> _REQUIRED WORK_: Extract each line holding the word "Thinking" from the entries.

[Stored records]
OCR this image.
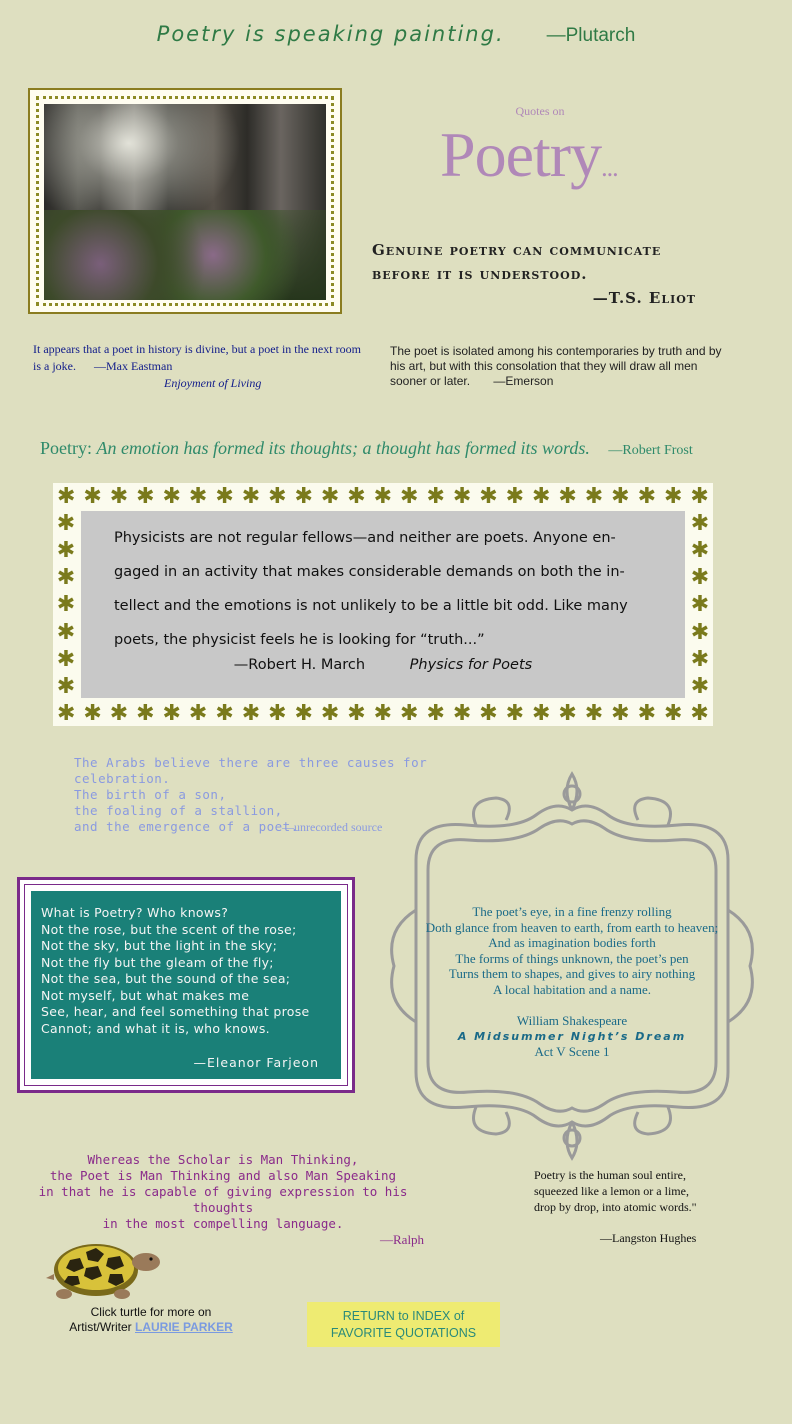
Poetry is speaking painting. —Plutarch
Quotes on
Poetry...
Genuine poetry can communicate
before it is understood.
—T.S. Eliot
It appears that a poet in history is divine, but a poet in the next room is a joke. —Max Eastman
Enjoyment of Living
The poet is isolated among his contemporaries by truth and by his art, but with this consolation that they will draw all men sooner or later. —Emerson
Poetry: An emotion has formed its thoughts; a thought has formed its words. —Robert Frost
✱ ✱ ✱ ✱ ✱ ✱ ✱ ✱ ✱ ✱ ✱ ✱ ✱ ✱ ✱ ✱ ✱ ✱ ✱ ✱ ✱ ✱ ✱ ✱ ✱
✱ ✱ ✱ ✱ ✱ ✱ ✱ ✱ ✱ ✱ ✱ ✱ ✱ ✱ ✱ ✱ ✱ ✱ ✱ ✱ ✱ ✱ ✱ ✱ ✱
✱
✱
✱
✱
✱
✱
✱
✱
✱
✱
✱
✱
✱
✱
Physicists are not regular fellows—and neither are poets. Anyone en-
gaged in an activity that makes considerable demands on both the in-
tellect and the emotions is not unlikely to be a little bit odd. Like many
poets, the physicist feels he is looking for “truth...”
—Robert H. March	Physics for Poets
The Arabs believe there are three causes for celebration.
The birth of a son,
the foaling of a stallion,
and the emergence of a poet.
—unrecorded source
What is Poetry? Who knows?
Not the rose, but the scent of the rose;
Not the sky, but the light in the sky;
Not the fly but the gleam of the fly;
Not the sea, but the sound of the sea;
Not myself, but what makes me
See, hear, and feel something that prose
Cannot; and what it is, who knows.
—Eleanor Farjeon
The poet’s eye, in a fine frenzy rolling
Doth glance from heaven to earth, from earth to heaven;
And as imagination bodies forth
The forms of things unknown, the poet’s pen
Turns them to shapes, and gives to airy nothing
A local habitation and a name.
William Shakespeare
A Midsummer Night’s Dream
Act V Scene 1
Whereas the Scholar is Man Thinking,
the Poet is Man Thinking and also Man Speaking
in that he is capable of giving expression to his thoughts
in the most compelling language.
—Ralph
Poetry is the human soul entire,
squeezed like a lemon or a lime,
drop by drop, into atomic words."
—Langston Hughes
Click turtle for more on
Artist/Writer LAURIE PARKER
RETURN to INDEX of
FAVORITE QUOTATIONS
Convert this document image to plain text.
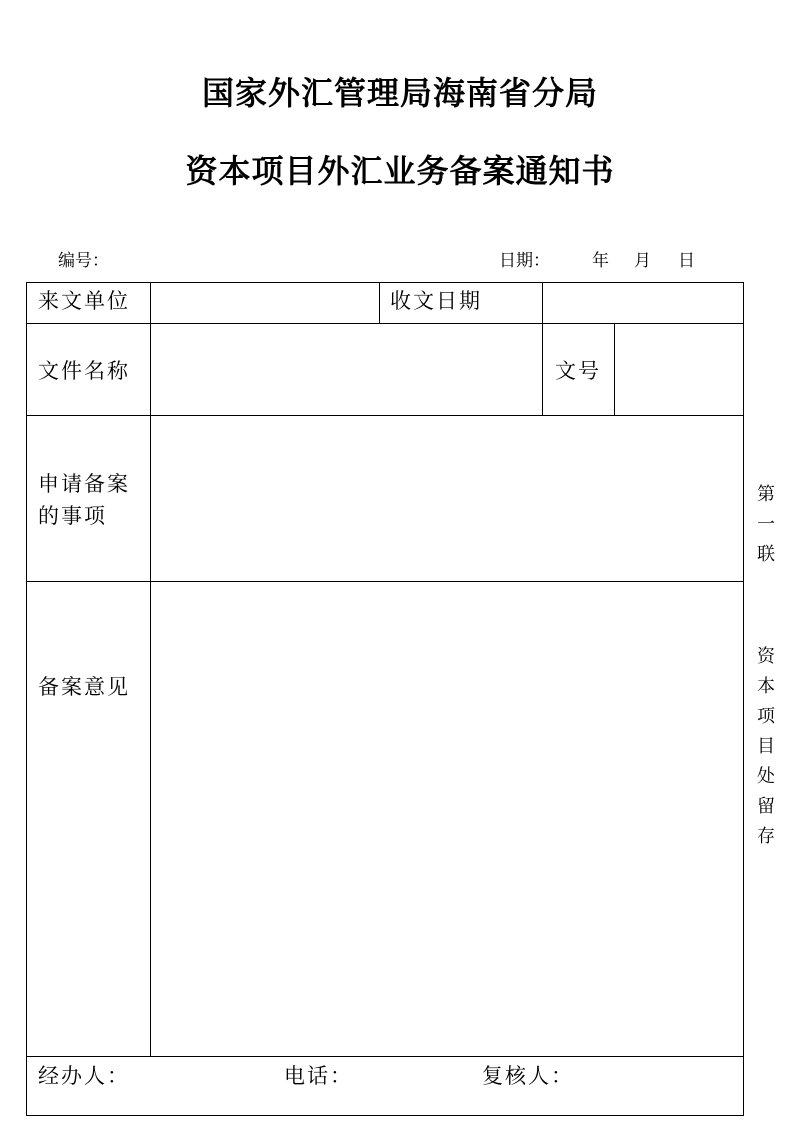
国家外汇管理局海南省分局
资本项目外汇业务备案通知书
编号：	日期： 年 月 日
来文单位	收文日期
文件名称	文号
申请备案
的事项
备案意见
经办人：	电话：	复核人：
第
一
联
资
本
项
目
处
留
存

> _FULL RESPONSE_:
Whereas the Scholar is Man Thinking,
the Poet is Man Thinking and also Man Speaking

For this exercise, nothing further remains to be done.